→ WHAT TO PRODUCE: Count how many lines of the data below contain the string "aperture"; the reply should be that number alone.

=-=-=

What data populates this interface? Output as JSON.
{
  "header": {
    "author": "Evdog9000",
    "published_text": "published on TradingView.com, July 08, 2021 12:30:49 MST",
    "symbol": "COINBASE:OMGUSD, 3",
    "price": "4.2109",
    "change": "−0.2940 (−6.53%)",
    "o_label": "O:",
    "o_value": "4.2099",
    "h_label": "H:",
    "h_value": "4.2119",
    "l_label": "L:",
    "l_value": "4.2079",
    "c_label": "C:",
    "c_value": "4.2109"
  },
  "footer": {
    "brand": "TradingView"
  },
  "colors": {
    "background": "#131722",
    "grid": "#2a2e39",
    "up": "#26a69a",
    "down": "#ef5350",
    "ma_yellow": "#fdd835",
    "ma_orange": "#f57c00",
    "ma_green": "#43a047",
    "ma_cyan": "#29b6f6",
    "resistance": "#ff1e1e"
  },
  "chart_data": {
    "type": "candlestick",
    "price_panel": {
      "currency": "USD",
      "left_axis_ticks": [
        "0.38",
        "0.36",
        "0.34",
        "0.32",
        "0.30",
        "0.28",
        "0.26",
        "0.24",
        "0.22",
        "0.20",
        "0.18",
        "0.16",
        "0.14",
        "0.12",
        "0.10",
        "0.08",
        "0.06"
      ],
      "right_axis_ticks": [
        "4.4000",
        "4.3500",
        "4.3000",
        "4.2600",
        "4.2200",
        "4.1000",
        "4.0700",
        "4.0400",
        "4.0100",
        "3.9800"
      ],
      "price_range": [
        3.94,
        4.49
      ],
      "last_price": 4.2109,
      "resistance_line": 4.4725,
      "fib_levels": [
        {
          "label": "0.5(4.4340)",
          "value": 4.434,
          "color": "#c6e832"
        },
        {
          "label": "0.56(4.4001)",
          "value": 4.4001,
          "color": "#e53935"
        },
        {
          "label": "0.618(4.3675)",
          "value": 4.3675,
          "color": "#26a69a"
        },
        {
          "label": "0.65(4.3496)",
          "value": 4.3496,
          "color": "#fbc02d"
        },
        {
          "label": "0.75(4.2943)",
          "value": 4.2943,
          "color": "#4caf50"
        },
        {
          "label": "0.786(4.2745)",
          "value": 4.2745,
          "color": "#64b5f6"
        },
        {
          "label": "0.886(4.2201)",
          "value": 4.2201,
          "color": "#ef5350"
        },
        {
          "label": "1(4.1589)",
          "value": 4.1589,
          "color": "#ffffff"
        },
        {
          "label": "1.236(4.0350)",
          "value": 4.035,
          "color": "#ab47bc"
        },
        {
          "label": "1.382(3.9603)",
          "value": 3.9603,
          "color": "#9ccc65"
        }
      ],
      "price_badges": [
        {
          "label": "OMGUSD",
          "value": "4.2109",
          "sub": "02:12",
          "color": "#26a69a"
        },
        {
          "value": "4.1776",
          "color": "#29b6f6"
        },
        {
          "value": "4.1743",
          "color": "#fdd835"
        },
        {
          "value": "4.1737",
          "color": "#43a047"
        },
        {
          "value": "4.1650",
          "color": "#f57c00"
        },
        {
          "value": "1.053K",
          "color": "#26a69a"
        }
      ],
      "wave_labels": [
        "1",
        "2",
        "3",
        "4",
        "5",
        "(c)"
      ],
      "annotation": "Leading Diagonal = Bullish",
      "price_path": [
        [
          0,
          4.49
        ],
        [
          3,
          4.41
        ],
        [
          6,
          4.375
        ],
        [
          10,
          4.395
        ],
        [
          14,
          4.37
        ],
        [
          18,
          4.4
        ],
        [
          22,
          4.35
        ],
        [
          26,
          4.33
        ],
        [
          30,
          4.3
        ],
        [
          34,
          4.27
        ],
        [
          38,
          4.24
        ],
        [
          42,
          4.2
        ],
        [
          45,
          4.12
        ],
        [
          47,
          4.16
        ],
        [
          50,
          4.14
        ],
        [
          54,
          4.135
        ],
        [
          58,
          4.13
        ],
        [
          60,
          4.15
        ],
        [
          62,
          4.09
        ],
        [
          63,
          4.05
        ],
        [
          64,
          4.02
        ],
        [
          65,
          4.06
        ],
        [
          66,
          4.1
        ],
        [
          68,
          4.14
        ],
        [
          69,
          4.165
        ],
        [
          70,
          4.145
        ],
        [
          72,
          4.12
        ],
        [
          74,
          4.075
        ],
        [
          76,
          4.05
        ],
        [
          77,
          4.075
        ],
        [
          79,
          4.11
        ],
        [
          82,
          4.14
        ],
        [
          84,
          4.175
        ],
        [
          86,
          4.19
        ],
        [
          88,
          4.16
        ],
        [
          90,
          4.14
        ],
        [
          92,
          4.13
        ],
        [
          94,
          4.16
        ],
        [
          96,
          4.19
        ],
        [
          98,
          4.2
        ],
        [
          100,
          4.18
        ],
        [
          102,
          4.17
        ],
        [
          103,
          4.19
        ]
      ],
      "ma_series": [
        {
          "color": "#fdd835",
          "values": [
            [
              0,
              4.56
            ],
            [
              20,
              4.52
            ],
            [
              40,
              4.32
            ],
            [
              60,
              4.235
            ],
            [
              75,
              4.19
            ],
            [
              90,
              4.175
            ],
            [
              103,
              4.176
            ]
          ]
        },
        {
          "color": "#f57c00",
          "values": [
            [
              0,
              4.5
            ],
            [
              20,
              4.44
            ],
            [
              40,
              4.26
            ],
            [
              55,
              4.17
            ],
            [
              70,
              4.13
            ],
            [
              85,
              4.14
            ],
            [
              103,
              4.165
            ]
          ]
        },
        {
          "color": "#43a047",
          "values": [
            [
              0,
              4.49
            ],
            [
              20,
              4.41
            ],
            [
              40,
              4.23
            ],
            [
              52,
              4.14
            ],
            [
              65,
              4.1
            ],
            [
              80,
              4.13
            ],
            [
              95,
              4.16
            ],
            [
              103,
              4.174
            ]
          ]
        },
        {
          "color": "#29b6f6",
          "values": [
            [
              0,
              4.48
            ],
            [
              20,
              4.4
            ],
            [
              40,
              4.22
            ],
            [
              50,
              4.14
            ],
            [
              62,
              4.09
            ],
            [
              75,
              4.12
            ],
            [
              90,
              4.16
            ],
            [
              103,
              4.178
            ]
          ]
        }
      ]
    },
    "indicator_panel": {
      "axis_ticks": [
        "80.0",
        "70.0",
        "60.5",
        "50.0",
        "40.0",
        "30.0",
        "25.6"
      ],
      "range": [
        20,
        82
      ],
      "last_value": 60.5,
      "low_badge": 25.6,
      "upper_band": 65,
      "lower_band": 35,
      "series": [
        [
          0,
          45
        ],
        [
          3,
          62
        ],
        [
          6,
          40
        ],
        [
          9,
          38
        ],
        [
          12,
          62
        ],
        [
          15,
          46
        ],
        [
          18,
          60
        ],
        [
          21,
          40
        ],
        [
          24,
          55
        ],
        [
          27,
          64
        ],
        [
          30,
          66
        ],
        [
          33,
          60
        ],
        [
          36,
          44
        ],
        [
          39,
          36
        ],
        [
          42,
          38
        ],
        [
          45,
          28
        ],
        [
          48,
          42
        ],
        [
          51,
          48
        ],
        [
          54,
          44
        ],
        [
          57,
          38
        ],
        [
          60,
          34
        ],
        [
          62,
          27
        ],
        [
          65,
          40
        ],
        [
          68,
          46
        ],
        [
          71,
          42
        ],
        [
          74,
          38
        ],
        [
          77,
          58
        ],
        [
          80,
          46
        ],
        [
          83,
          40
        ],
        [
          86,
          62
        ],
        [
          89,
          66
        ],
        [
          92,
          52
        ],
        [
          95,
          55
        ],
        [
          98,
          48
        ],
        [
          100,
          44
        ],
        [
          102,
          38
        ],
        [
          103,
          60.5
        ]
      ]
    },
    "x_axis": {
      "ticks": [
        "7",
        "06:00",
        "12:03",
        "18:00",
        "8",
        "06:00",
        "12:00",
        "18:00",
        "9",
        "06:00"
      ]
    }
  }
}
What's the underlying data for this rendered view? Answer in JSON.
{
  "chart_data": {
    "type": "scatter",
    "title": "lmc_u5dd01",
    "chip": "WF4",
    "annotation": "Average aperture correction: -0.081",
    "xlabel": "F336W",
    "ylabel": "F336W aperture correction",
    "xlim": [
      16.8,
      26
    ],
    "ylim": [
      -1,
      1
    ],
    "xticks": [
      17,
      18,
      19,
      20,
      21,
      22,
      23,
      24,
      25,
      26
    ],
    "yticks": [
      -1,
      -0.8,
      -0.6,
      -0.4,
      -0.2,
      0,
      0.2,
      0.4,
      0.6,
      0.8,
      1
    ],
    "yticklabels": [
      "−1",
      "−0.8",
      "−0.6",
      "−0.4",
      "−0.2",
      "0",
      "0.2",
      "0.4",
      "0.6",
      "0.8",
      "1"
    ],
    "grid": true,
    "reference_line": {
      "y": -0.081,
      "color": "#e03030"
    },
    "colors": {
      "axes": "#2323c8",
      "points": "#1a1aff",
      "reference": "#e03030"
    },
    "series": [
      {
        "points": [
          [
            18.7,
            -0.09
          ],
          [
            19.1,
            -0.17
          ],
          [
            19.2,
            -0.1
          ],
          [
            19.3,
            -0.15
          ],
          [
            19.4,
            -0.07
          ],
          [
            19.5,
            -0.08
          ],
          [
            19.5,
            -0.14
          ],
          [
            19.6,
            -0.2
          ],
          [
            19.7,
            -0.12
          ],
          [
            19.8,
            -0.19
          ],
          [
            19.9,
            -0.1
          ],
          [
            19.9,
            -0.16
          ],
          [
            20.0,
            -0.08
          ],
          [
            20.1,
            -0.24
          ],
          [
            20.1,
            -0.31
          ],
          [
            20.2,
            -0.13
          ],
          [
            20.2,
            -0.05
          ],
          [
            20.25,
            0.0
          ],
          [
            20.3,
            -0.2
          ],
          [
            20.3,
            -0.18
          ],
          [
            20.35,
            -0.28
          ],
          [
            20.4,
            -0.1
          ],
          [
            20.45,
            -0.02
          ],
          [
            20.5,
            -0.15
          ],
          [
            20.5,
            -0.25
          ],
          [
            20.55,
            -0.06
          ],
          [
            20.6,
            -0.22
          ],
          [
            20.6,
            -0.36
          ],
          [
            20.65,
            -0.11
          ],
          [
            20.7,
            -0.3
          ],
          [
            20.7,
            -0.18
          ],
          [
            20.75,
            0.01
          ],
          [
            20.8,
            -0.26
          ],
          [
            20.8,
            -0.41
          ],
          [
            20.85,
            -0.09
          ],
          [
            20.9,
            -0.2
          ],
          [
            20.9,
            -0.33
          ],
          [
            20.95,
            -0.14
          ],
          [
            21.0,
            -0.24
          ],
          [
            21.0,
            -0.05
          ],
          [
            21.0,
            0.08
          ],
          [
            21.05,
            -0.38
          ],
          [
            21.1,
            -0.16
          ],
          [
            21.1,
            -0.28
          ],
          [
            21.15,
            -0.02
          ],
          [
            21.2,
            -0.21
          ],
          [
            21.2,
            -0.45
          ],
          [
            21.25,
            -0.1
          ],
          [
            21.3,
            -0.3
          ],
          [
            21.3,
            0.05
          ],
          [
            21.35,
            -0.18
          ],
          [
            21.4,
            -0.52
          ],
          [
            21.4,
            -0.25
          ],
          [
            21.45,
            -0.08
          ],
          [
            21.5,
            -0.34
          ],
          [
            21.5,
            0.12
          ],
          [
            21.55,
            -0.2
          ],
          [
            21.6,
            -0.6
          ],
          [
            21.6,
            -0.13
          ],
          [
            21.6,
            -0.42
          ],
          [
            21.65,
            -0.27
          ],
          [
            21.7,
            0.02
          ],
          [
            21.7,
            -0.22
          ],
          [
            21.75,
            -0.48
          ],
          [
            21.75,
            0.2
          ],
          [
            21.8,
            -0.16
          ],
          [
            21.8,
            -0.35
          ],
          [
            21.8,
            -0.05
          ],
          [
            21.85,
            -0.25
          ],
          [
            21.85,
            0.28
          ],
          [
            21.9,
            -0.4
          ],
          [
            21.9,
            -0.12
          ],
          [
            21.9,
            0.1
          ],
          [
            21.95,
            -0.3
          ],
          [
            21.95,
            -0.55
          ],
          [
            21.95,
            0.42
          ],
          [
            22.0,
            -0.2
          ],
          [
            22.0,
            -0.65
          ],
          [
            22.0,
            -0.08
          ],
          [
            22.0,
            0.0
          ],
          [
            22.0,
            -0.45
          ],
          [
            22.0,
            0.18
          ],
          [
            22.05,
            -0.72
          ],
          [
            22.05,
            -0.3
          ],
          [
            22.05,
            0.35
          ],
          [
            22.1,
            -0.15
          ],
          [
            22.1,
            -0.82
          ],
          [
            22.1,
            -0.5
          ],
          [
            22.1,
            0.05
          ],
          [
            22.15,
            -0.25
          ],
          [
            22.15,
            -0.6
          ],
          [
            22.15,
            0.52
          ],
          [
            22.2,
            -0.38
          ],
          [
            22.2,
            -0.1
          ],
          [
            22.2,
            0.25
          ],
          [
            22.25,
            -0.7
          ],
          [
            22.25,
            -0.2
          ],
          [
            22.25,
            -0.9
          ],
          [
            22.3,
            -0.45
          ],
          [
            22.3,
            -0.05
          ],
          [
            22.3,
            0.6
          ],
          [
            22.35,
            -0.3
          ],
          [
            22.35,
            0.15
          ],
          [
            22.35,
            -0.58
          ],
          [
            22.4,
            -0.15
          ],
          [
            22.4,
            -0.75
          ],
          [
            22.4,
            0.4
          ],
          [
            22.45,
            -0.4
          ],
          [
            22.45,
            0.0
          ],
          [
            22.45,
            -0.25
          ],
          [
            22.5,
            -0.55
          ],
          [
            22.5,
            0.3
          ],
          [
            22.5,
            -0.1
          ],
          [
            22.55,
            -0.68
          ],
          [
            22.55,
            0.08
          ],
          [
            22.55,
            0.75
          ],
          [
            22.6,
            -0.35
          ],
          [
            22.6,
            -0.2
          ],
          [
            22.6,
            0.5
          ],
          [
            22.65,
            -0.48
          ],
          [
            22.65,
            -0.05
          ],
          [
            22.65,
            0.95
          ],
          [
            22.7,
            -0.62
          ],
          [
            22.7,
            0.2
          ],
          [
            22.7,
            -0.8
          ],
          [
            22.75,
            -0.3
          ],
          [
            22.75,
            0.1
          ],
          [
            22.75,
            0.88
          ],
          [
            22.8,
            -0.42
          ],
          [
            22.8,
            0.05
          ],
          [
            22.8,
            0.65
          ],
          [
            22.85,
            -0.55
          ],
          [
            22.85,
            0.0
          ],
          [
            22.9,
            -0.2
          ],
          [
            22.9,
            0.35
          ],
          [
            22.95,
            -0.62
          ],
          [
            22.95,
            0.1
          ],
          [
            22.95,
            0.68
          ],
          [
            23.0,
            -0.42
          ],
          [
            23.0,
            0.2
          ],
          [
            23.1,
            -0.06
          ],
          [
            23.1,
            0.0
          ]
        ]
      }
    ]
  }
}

=-=-=

→ THE RESPONSE: 2